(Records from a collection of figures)
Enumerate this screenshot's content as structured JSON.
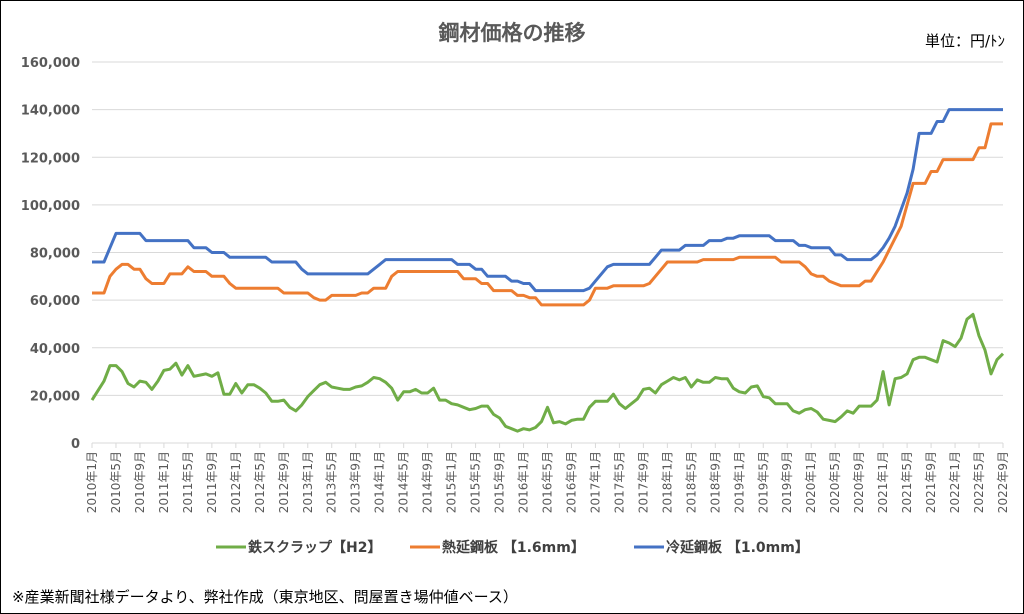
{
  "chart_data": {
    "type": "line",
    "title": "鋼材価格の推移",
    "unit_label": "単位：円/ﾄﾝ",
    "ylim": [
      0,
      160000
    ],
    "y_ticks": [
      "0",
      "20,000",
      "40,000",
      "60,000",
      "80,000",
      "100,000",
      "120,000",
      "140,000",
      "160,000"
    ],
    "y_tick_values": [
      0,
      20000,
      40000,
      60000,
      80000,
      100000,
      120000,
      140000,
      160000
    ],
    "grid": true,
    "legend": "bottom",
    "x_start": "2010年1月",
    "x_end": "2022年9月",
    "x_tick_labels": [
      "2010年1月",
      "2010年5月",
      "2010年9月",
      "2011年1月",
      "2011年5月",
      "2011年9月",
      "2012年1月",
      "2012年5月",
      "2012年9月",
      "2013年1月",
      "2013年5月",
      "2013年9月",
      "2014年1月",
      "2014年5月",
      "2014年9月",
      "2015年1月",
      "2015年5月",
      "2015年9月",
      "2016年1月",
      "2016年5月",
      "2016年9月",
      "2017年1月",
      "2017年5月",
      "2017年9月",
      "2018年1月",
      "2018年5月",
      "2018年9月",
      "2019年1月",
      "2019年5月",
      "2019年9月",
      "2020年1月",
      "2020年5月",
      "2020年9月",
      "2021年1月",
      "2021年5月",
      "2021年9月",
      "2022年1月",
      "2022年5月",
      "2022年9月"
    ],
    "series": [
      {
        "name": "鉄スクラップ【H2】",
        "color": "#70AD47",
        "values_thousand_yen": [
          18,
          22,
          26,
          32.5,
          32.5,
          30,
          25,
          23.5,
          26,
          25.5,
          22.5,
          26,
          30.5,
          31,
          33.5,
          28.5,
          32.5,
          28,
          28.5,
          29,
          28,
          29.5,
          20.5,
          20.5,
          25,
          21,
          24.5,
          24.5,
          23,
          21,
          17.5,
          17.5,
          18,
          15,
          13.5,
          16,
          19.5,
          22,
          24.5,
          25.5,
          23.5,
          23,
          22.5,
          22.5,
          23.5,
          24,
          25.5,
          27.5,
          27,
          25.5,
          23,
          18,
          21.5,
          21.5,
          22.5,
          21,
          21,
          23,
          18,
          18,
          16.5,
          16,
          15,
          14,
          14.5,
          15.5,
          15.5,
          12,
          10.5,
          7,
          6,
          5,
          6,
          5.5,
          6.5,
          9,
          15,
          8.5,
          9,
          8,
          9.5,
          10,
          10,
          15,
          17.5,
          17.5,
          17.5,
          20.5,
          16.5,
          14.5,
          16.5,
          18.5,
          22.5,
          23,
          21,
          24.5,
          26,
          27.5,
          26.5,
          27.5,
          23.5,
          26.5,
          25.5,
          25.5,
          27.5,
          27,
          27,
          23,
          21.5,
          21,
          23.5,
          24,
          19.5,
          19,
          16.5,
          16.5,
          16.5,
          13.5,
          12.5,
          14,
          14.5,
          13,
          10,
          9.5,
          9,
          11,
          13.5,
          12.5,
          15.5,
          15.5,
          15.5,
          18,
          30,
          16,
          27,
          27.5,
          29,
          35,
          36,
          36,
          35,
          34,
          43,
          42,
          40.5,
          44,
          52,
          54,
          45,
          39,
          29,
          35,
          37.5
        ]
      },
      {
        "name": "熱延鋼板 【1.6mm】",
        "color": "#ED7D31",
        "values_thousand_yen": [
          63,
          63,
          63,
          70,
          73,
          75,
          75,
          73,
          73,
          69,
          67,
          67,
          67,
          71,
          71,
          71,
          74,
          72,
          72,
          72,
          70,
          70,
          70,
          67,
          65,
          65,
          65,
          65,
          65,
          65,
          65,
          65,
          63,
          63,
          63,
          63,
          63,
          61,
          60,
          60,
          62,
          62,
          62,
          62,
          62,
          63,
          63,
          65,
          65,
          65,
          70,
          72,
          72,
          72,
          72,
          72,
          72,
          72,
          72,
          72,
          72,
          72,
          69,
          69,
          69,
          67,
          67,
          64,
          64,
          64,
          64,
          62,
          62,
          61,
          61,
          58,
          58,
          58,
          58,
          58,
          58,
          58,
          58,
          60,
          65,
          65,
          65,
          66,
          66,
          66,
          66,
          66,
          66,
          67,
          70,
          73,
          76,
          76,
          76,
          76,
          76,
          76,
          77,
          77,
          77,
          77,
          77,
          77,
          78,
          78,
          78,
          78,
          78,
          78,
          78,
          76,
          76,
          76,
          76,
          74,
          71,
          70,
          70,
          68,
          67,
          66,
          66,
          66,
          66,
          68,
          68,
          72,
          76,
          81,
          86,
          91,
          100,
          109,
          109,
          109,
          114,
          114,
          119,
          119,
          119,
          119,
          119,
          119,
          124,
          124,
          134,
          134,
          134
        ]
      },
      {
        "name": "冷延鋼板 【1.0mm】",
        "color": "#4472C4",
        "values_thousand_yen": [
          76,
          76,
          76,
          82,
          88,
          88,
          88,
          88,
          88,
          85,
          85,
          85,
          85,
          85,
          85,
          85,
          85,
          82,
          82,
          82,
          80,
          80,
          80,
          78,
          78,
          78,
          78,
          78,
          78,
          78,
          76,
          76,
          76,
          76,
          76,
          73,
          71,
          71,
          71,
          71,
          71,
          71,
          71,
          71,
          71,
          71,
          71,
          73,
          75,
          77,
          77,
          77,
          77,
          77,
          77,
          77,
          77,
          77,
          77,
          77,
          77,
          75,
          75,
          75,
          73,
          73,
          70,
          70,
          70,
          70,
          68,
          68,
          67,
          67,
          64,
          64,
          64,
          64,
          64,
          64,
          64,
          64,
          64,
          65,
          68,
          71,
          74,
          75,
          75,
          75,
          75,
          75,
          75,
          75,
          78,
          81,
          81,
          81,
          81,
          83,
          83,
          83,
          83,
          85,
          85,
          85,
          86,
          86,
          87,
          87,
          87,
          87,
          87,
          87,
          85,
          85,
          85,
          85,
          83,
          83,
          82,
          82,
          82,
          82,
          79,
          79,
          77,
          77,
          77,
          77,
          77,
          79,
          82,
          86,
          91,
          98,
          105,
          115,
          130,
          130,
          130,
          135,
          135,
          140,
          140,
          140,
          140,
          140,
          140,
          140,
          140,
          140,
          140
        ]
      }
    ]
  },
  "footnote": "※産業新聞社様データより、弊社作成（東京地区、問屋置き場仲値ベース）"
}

Exercise instructions:
Search the records above for the string "color". Copy every line that contains it.

Worked solution:
        "color": "#70AD47",
        "color": "#ED7D31",
        "color": "#4472C4",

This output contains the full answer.